**Task:** Pick out every line in the data below that holds "JSON".

[Records about charts and figures]
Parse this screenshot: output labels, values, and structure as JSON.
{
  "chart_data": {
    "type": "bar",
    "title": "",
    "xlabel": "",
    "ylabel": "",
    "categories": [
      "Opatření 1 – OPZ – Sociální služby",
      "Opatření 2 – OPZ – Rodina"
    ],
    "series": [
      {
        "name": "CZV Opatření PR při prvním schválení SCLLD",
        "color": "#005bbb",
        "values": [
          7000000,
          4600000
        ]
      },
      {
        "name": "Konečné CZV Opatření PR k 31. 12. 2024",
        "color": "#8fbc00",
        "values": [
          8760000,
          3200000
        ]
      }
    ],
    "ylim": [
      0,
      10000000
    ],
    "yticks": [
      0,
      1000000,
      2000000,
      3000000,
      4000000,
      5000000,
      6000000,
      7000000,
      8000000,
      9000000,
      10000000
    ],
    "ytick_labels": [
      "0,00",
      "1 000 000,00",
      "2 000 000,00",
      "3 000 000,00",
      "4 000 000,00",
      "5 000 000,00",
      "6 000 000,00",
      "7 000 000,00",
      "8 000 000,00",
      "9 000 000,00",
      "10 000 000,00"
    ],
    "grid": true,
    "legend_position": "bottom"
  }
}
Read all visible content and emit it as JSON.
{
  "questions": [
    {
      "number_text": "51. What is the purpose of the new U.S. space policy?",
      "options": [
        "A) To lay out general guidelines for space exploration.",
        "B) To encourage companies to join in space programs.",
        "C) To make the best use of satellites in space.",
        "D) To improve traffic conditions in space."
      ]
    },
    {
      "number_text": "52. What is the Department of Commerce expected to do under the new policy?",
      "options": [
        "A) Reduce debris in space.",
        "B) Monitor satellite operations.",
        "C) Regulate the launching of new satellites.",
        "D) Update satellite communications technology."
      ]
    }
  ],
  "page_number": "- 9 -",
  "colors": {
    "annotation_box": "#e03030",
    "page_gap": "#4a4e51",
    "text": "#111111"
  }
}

**Result below:**
Parse this screenshot: output labels, values, and structure as JSON.
Read all visible content and emit it as JSON.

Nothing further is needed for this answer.